**Exercise goal:** Your task is to copy the listing exactly, with the pictures left out.
+++ Provided material +++
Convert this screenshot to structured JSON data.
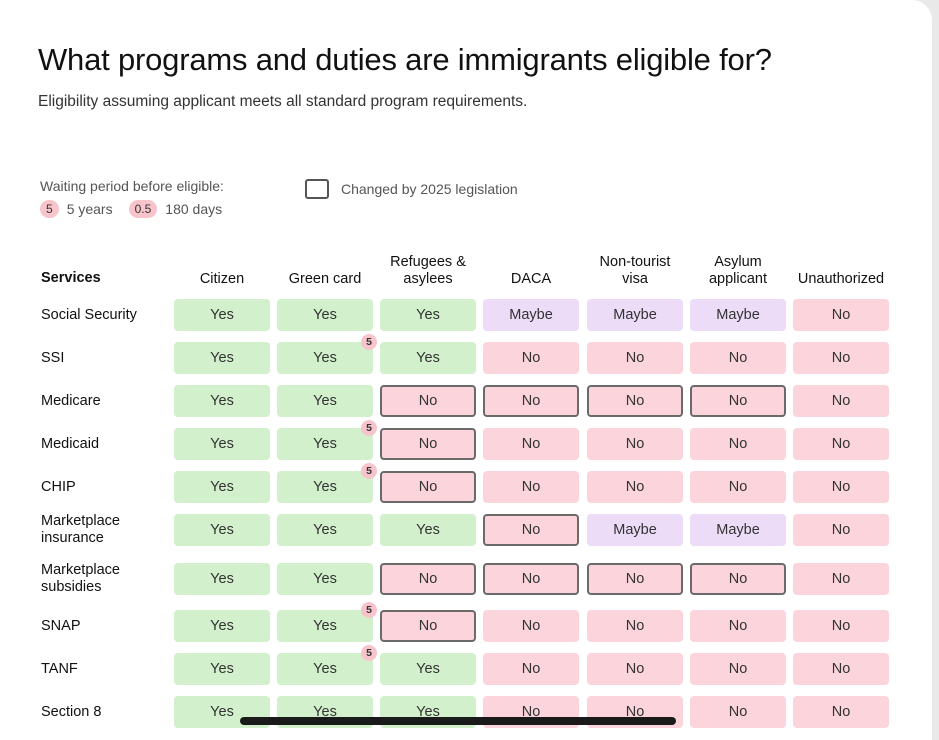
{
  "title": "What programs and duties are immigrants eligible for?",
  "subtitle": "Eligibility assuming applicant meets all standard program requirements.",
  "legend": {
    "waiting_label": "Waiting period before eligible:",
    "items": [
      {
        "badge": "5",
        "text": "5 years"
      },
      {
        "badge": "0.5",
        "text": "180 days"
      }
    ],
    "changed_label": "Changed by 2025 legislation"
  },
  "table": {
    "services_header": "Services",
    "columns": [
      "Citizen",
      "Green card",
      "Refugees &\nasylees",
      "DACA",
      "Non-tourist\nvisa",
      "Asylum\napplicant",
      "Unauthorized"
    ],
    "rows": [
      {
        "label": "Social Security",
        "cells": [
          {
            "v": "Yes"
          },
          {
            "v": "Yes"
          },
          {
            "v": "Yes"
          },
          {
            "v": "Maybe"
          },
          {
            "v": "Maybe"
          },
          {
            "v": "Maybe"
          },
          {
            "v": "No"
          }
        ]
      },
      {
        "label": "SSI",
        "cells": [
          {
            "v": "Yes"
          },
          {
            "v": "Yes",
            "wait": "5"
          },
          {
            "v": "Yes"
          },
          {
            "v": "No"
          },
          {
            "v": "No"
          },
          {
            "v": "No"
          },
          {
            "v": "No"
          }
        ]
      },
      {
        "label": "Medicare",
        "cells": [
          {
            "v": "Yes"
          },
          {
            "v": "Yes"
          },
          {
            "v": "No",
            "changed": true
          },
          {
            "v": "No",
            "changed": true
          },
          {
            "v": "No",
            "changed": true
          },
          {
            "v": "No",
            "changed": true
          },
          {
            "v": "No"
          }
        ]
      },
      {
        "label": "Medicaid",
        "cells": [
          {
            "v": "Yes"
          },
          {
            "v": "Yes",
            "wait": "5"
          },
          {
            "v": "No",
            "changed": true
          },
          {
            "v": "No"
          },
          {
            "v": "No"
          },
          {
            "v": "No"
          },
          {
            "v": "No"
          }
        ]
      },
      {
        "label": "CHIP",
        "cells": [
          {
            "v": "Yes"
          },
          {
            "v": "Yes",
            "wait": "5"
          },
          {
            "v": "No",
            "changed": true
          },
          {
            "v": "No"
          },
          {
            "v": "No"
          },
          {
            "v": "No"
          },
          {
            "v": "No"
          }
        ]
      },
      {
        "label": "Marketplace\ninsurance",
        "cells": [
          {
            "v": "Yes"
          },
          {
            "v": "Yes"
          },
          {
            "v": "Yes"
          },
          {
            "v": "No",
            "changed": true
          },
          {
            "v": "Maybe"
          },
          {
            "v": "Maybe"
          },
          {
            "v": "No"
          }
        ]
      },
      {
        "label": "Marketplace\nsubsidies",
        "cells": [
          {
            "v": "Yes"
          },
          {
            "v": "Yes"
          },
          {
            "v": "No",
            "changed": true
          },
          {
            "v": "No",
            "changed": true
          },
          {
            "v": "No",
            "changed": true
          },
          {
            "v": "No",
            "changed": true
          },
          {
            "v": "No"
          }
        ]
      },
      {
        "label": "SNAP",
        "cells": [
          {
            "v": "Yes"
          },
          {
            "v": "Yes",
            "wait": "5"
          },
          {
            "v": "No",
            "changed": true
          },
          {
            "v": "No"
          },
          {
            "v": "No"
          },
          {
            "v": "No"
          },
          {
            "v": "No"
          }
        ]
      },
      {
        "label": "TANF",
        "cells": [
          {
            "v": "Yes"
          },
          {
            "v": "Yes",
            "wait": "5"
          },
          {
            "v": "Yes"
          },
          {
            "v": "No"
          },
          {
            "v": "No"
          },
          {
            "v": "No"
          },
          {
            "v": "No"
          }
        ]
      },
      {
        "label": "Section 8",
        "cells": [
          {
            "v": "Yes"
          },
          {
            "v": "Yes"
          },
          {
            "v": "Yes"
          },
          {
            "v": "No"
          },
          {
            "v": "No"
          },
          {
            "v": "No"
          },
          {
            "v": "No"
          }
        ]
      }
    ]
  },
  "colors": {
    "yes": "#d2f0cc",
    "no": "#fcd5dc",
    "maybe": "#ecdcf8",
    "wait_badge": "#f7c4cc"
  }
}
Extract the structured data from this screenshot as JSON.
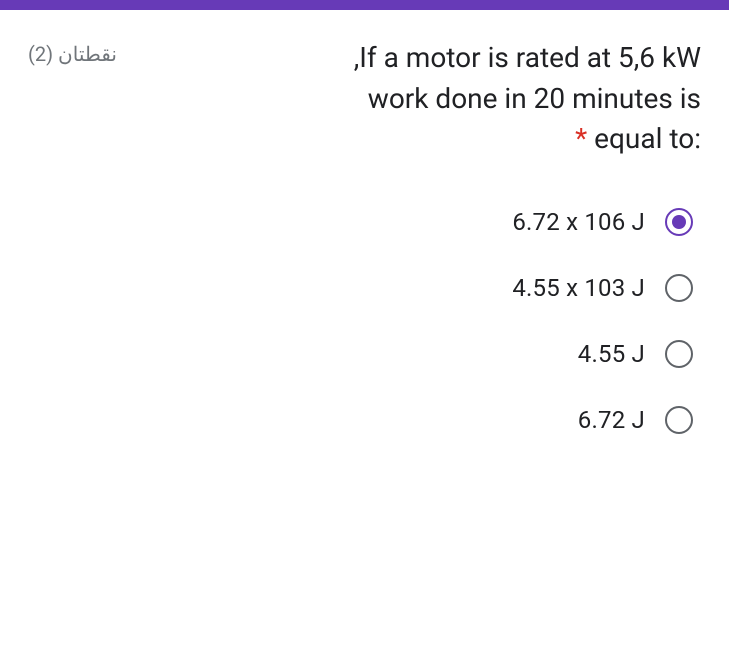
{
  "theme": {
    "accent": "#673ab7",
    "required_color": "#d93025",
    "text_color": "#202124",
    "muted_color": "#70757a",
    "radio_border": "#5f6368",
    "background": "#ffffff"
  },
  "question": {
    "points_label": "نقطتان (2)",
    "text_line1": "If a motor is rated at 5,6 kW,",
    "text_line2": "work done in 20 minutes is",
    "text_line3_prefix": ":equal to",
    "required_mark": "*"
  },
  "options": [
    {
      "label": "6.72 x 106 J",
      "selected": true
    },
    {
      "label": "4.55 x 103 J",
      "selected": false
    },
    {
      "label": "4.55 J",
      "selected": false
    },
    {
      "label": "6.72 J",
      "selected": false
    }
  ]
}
+++
**Correct answer:**
Convert this screenshot to structured JSON data.
{
  "title": "What programs and duties are immigrants eligible for?",
  "subtitle": "Eligibility assuming applicant meets all standard program requirements.",
  "legend": {
    "waiting_label": "Waiting period before eligible:",
    "items": [
      {
        "badge": "5",
        "text": "5 years"
      },
      {
        "badge": "0.5",
        "text": "180 days"
      }
    ],
    "changed_label": "Changed by 2025 legislation"
  },
  "table": {
    "services_header": "Services",
    "columns": [
      "Citizen",
      "Green card",
      "Refugees &\nasylees",
      "DACA",
      "Non-tourist\nvisa",
      "Asylum\napplicant",
      "Unauthorized"
    ],
    "rows": [
      {
        "label": "Social Security",
        "cells": [
          {
            "v": "Yes"
          },
          {
            "v": "Yes"
          },
          {
            "v": "Yes"
          },
          {
            "v": "Maybe"
          },
          {
            "v": "Maybe"
          },
          {
            "v": "Maybe"
          },
          {
            "v": "No"
          }
        ]
      },
      {
        "label": "SSI",
        "cells": [
          {
            "v": "Yes"
          },
          {
            "v": "Yes",
            "wait": "5"
          },
          {
            "v": "Yes"
          },
          {
            "v": "No"
          },
          {
            "v": "No"
          },
          {
            "v": "No"
          },
          {
            "v": "No"
          }
        ]
      },
      {
        "label": "Medicare",
        "cells": [
          {
            "v": "Yes"
          },
          {
            "v": "Yes"
          },
          {
            "v": "No",
            "changed": true
          },
          {
            "v": "No",
            "changed": true
          },
          {
            "v": "No",
            "changed": true
          },
          {
            "v": "No",
            "changed": true
          },
          {
            "v": "No"
          }
        ]
      },
      {
        "label": "Medicaid",
        "cells": [
          {
            "v": "Yes"
          },
          {
            "v": "Yes",
            "wait": "5"
          },
          {
            "v": "No",
            "changed": true
          },
          {
            "v": "No"
          },
          {
            "v": "No"
          },
          {
            "v": "No"
          },
          {
            "v": "No"
          }
        ]
      },
      {
        "label": "CHIP",
        "cells": [
          {
            "v": "Yes"
          },
          {
            "v": "Yes",
            "wait": "5"
          },
          {
            "v": "No",
            "changed": true
          },
          {
            "v": "No"
          },
          {
            "v": "No"
          },
          {
            "v": "No"
          },
          {
            "v": "No"
          }
        ]
      },
      {
        "label": "Marketplace\ninsurance",
        "cells": [
          {
            "v": "Yes"
          },
          {
            "v": "Yes"
          },
          {
            "v": "Yes"
          },
          {
            "v": "No",
            "changed": true
          },
          {
            "v": "Maybe"
          },
          {
            "v": "Maybe"
          },
          {
            "v": "No"
          }
        ]
      },
      {
        "label": "Marketplace\nsubsidies",
        "cells": [
          {
            "v": "Yes"
          },
          {
            "v": "Yes"
          },
          {
            "v": "No",
            "changed": true
          },
          {
            "v": "No",
            "changed": true
          },
          {
            "v": "No",
            "changed": true
          },
          {
            "v": "No",
            "changed": true
          },
          {
            "v": "No"
          }
        ]
      },
      {
        "label": "SNAP",
        "cells": [
          {
            "v": "Yes"
          },
          {
            "v": "Yes",
            "wait": "5"
          },
          {
            "v": "No",
            "changed": true
          },
          {
            "v": "No"
          },
          {
            "v": "No"
          },
          {
            "v": "No"
          },
          {
            "v": "No"
          }
        ]
      },
      {
        "label": "TANF",
        "cells": [
          {
            "v": "Yes"
          },
          {
            "v": "Yes",
            "wait": "5"
          },
          {
            "v": "Yes"
          },
          {
            "v": "No"
          },
          {
            "v": "No"
          },
          {
            "v": "No"
          },
          {
            "v": "No"
          }
        ]
      },
      {
        "label": "Section 8",
        "cells": [
          {
            "v": "Yes"
          },
          {
            "v": "Yes"
          },
          {
            "v": "Yes"
          },
          {
            "v": "No"
          },
          {
            "v": "No"
          },
          {
            "v": "No"
          },
          {
            "v": "No"
          }
        ]
      }
    ]
  },
  "colors": {
    "yes": "#d2f0cc",
    "no": "#fcd5dc",
    "maybe": "#ecdcf8",
    "wait_badge": "#f7c4cc"
  }
}
Extract the structured data from this screenshot as JSON.
{
  "theme": {
    "accent": "#673ab7",
    "required_color": "#d93025",
    "text_color": "#202124",
    "muted_color": "#70757a",
    "radio_border": "#5f6368",
    "background": "#ffffff"
  },
  "question": {
    "points_label": "نقطتان (2)",
    "text_line1": "If a motor is rated at 5,6 kW,",
    "text_line2": "work done in 20 minutes is",
    "text_line3_prefix": ":equal to",
    "required_mark": "*"
  },
  "options": [
    {
      "label": "6.72 x 106 J",
      "selected": true
    },
    {
      "label": "4.55 x 103 J",
      "selected": false
    },
    {
      "label": "4.55 J",
      "selected": false
    },
    {
      "label": "6.72 J",
      "selected": false
    }
  ]
}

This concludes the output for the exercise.